▸ MATERIAL SUPPLIED:
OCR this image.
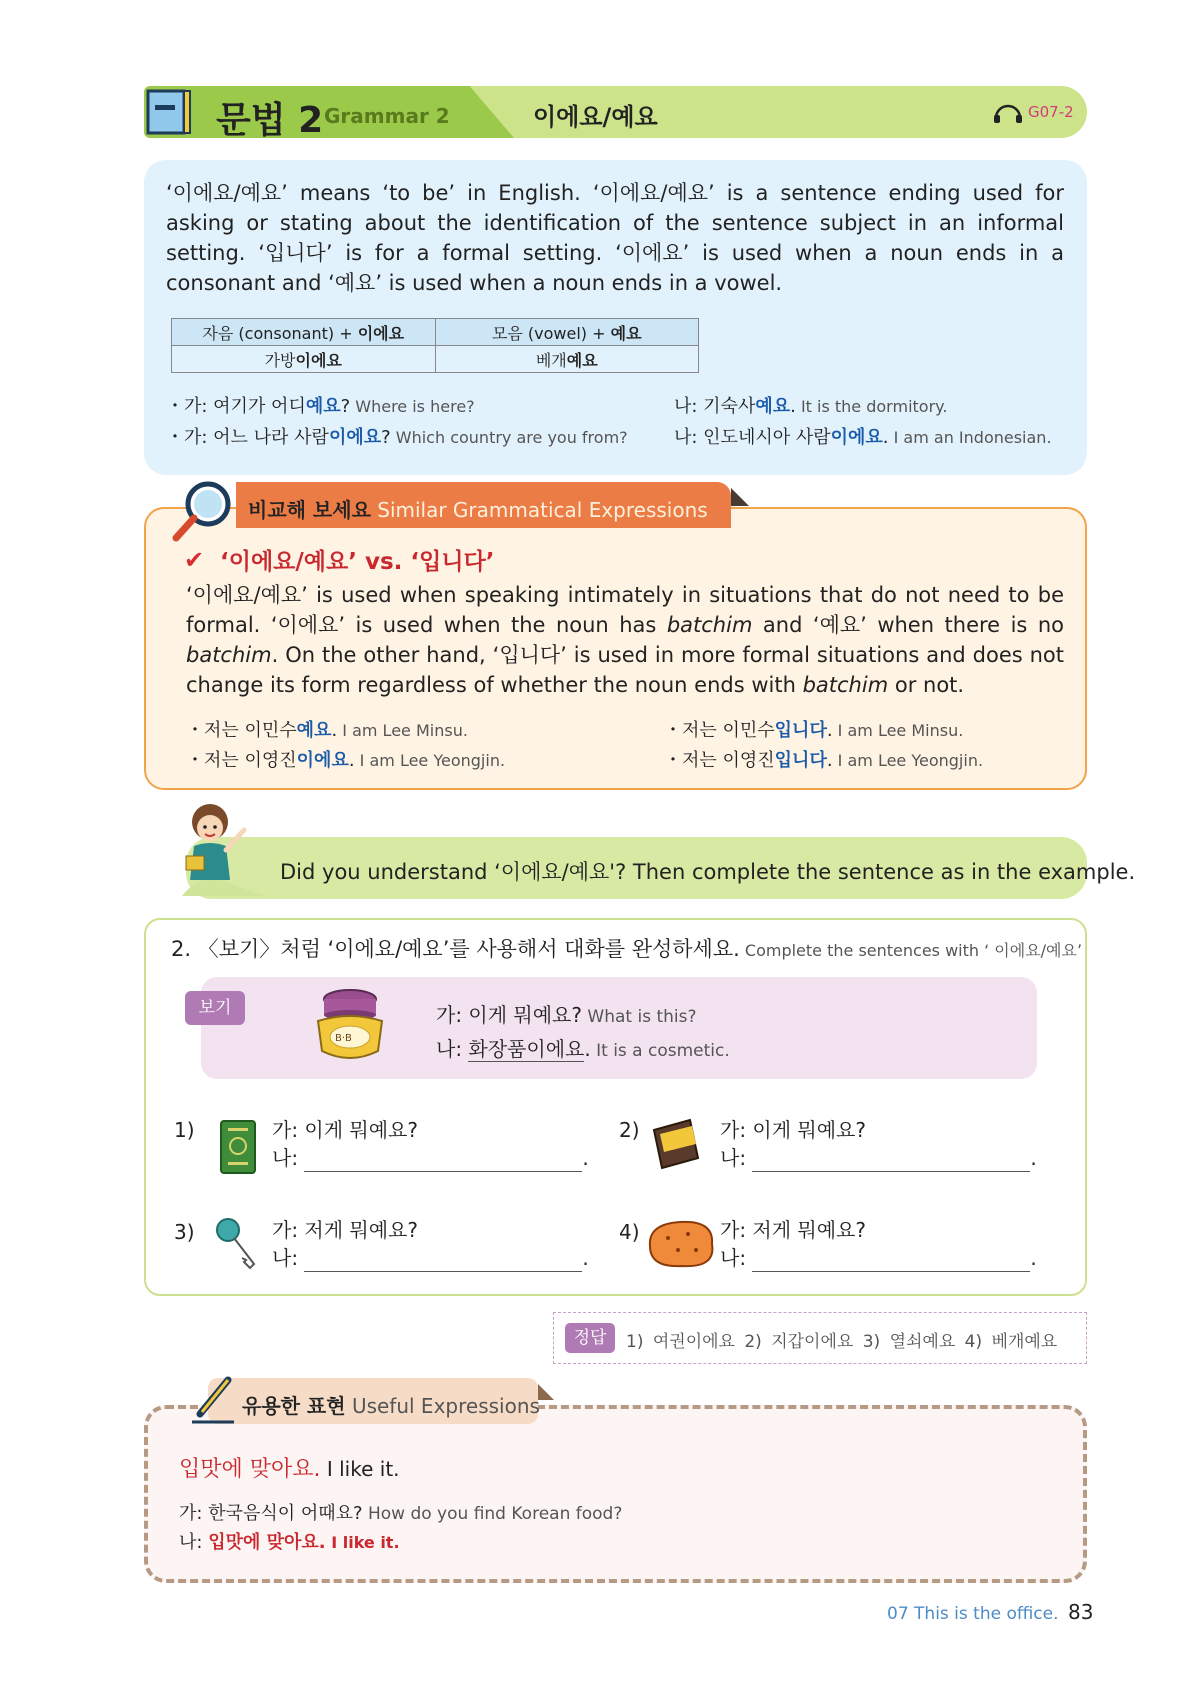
문법 2 Grammar 2	이에요/예요	G07-2
‘이에요/예요’ means ‘to be’ in English. ‘이에요/예요’ is a sentence ending used for asking or stating about the identification of the sentence subject in an informal setting. ‘입니다’ is for a formal setting. ‘이에요’ is used when a noun ends in a consonant and ‘예요’ is used when a noun ends in a vowel.
자음 (consonant) + 이에요	모음 (vowel) + 예요
가방이에요	베개예요
・가: 여기가 어디예요? Where is here?	나: 기숙사예요. It is the dormitory.
・가: 어느 나라 사람이에요? Which country are you from?	나: 인도네시아 사람이에요. I am an Indonesian.
비교해 보세요 Similar Grammatical Expressions
✔ ‘이에요/예요’ vs. ‘입니다’
‘이에요/예요’ is used when speaking intimately in situations that do not need to be formal. ‘이에요’ is used when the noun has batchim and ‘예요’ when there is no batchim. On the other hand, ‘입니다’ is used in more formal situations and does not change its form regardless of whether the noun ends with batchim or not.
・저는 이민수예요. I am Lee Minsu.	・저는 이민수입니다. I am Lee Minsu.
・저는 이영진이에요. I am Lee Yeongjin.	・저는 이영진입니다. I am Lee Yeongjin.
Did you understand ‘이에요/예요'? Then complete the sentence as in the example.
2. 〈보기〉처럼 ‘이에요/예요’를 사용해서 대화를 완성하세요. Complete the sentences with ‘ 이에요/예요’
보기
B·B
가: 이게 뭐예요? What is this?
나: 화장품이에요. It is a cosmetic.
1)	가: 이게 뭐예요?
나:	.
2)	가: 이게 뭐예요?
나:	.
3)	가: 저게 뭐예요?
나:	.
4)	가: 저게 뭐예요?
나:	.
정답	1) 여권이에요 2) 지갑이에요 3) 열쇠예요 4) 베개예요
유용한 표현 Useful Expressions
입맛에 맞아요. I like it.
가: 한국음식이 어때요? How do you find Korean food?
나: 입맛에 맞아요. I like it.
07 This is the office. 83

▸ THE PROBLEM: Every entry above should be duplicated exactly. Do not include the images.

▸ CORRECT RESULT:
OCR this image.
문법 2 Grammar 2	이에요/예요	G07-2
‘이에요/예요’ means ‘to be’ in English. ‘이에요/예요’ is a sentence ending used for asking or stating about the identification of the sentence subject in an informal setting. ‘입니다’ is for a formal setting. ‘이에요’ is used when a noun ends in a consonant and ‘예요’ is used when a noun ends in a vowel.
자음 (consonant) + 이에요	모음 (vowel) + 예요
가방이에요	베개예요
・가: 여기가 어디예요? Where is here?	나: 기숙사예요. It is the dormitory.
・가: 어느 나라 사람이에요? Which country are you from?	나: 인도네시아 사람이에요. I am an Indonesian.
비교해 보세요 Similar Grammatical Expressions
✔ ‘이에요/예요’ vs. ‘입니다’
‘이에요/예요’ is used when speaking intimately in situations that do not need to be formal. ‘이에요’ is used when the noun has batchim and ‘예요’ when there is no batchim. On the other hand, ‘입니다’ is used in more formal situations and does not change its form regardless of whether the noun ends with batchim or not.
・저는 이민수예요. I am Lee Minsu.	・저는 이민수입니다. I am Lee Minsu.
・저는 이영진이에요. I am Lee Yeongjin.	・저는 이영진입니다. I am Lee Yeongjin.
Did you understand ‘이에요/예요'? Then complete the sentence as in the example.
2. 〈보기〉처럼 ‘이에요/예요’를 사용해서 대화를 완성하세요. Complete the sentences with ‘ 이에요/예요’
보기
B·B
가: 이게 뭐예요? What is this?
나: 화장품이에요. It is a cosmetic.
1)	가: 이게 뭐예요?
나:	.
2)	가: 이게 뭐예요?
나:	.
3)	가: 저게 뭐예요?
나:	.
4)	가: 저게 뭐예요?
나:	.
정답	1) 여권이에요 2) 지갑이에요 3) 열쇠예요 4) 베개예요
유용한 표현 Useful Expressions
입맛에 맞아요. I like it.
가: 한국음식이 어때요? How do you find Korean food?
나: 입맛에 맞아요. I like it.
07 This is the office. 83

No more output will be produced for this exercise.